-- EXERCISE DETAILS --
Every line below is to be copied exactly, with the pictures left out.

-- THE INPUT --
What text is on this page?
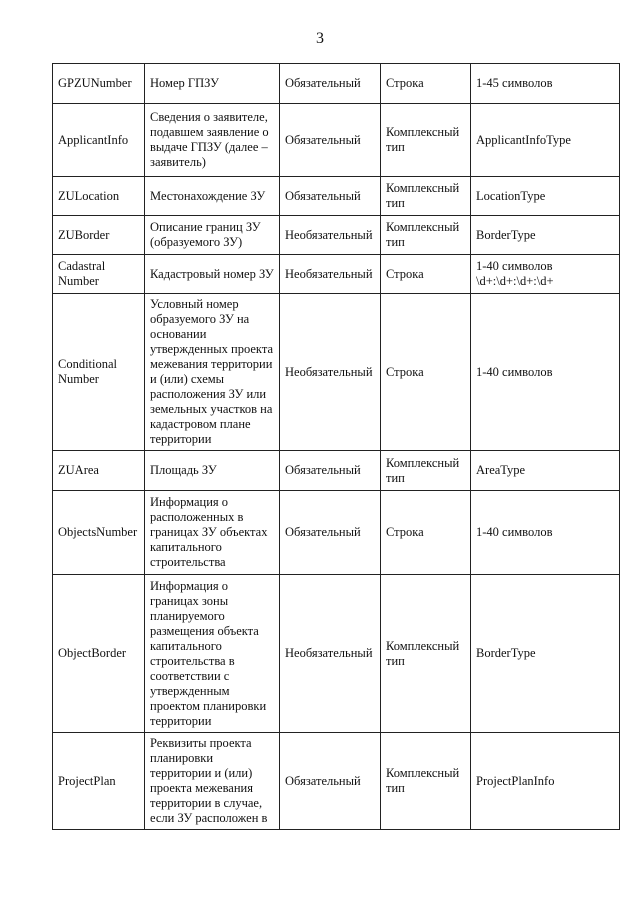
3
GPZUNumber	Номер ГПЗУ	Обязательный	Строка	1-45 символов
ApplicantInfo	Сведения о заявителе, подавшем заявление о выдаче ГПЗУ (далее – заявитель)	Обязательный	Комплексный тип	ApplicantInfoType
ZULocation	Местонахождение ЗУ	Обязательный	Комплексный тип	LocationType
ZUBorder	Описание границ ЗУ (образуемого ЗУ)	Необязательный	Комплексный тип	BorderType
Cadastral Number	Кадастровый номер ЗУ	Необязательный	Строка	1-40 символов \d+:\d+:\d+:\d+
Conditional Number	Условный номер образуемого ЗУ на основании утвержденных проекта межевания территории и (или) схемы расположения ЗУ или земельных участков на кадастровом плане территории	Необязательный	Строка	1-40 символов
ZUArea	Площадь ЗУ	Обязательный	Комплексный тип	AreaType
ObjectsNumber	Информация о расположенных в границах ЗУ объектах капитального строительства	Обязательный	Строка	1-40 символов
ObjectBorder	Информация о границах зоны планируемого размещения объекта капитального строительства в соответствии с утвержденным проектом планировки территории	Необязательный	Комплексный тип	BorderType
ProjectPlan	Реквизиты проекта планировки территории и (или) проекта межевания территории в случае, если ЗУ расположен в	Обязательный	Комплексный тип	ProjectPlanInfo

-- THE RESULT --
What text is on this page?
3
GPZUNumber	Номер ГПЗУ	Обязательный	Строка	1-45 символов
ApplicantInfo	Сведения о заявителе, подавшем заявление о выдаче ГПЗУ (далее – заявитель)	Обязательный	Комплексный тип	ApplicantInfoType
ZULocation	Местонахождение ЗУ	Обязательный	Комплексный тип	LocationType
ZUBorder	Описание границ ЗУ (образуемого ЗУ)	Необязательный	Комплексный тип	BorderType
Cadastral Number	Кадастровый номер ЗУ	Необязательный	Строка	1-40 символов \d+:\d+:\d+:\d+
Conditional Number	Условный номер образуемого ЗУ на основании утвержденных проекта межевания территории и (или) схемы расположения ЗУ или земельных участков на кадастровом плане территории	Необязательный	Строка	1-40 символов
ZUArea	Площадь ЗУ	Обязательный	Комплексный тип	AreaType
ObjectsNumber	Информация о расположенных в границах ЗУ объектах капитального строительства	Обязательный	Строка	1-40 символов
ObjectBorder	Информация о границах зоны планируемого размещения объекта капитального строительства в соответствии с утвержденным проектом планировки территории	Необязательный	Комплексный тип	BorderType
ProjectPlan	Реквизиты проекта планировки территории и (или) проекта межевания территории в случае, если ЗУ расположен в	Обязательный	Комплексный тип	ProjectPlanInfo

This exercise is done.